Collected data entries
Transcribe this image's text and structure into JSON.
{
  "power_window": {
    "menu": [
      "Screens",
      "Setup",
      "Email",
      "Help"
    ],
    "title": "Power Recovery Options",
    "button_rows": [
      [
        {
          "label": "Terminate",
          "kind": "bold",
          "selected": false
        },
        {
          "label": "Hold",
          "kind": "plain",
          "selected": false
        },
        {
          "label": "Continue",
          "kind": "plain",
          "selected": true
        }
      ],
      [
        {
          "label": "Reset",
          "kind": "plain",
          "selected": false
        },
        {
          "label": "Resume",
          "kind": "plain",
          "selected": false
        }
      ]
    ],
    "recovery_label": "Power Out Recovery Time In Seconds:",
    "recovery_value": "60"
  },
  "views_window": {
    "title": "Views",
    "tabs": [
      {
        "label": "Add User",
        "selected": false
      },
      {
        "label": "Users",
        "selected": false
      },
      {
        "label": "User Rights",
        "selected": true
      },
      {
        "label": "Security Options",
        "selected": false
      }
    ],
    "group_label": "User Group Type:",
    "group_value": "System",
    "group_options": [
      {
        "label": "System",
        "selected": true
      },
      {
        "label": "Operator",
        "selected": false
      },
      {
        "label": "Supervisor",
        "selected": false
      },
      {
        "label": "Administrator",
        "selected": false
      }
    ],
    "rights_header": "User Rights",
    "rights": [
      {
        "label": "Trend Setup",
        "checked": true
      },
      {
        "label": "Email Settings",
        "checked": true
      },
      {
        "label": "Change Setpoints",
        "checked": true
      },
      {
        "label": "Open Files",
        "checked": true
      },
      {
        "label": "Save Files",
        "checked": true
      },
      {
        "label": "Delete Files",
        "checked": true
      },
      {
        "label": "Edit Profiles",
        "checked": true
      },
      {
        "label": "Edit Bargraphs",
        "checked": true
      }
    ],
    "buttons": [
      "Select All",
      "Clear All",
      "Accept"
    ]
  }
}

Aim –
Your task is to quote the listing above word for word.

Output of the task –
Transcribe this image's text and structure into JSON.
{
  "power_window": {
    "menu": [
      "Screens",
      "Setup",
      "Email",
      "Help"
    ],
    "title": "Power Recovery Options",
    "button_rows": [
      [
        {
          "label": "Terminate",
          "kind": "bold",
          "selected": false
        },
        {
          "label": "Hold",
          "kind": "plain",
          "selected": false
        },
        {
          "label": "Continue",
          "kind": "plain",
          "selected": true
        }
      ],
      [
        {
          "label": "Reset",
          "kind": "plain",
          "selected": false
        },
        {
          "label": "Resume",
          "kind": "plain",
          "selected": false
        }
      ]
    ],
    "recovery_label": "Power Out Recovery Time In Seconds:",
    "recovery_value": "60"
  },
  "views_window": {
    "title": "Views",
    "tabs": [
      {
        "label": "Add User",
        "selected": false
      },
      {
        "label": "Users",
        "selected": false
      },
      {
        "label": "User Rights",
        "selected": true
      },
      {
        "label": "Security Options",
        "selected": false
      }
    ],
    "group_label": "User Group Type:",
    "group_value": "System",
    "group_options": [
      {
        "label": "System",
        "selected": true
      },
      {
        "label": "Operator",
        "selected": false
      },
      {
        "label": "Supervisor",
        "selected": false
      },
      {
        "label": "Administrator",
        "selected": false
      }
    ],
    "rights_header": "User Rights",
    "rights": [
      {
        "label": "Trend Setup",
        "checked": true
      },
      {
        "label": "Email Settings",
        "checked": true
      },
      {
        "label": "Change Setpoints",
        "checked": true
      },
      {
        "label": "Open Files",
        "checked": true
      },
      {
        "label": "Save Files",
        "checked": true
      },
      {
        "label": "Delete Files",
        "checked": true
      },
      {
        "label": "Edit Profiles",
        "checked": true
      },
      {
        "label": "Edit Bargraphs",
        "checked": true
      }
    ],
    "buttons": [
      "Select All",
      "Clear All",
      "Accept"
    ]
  }
}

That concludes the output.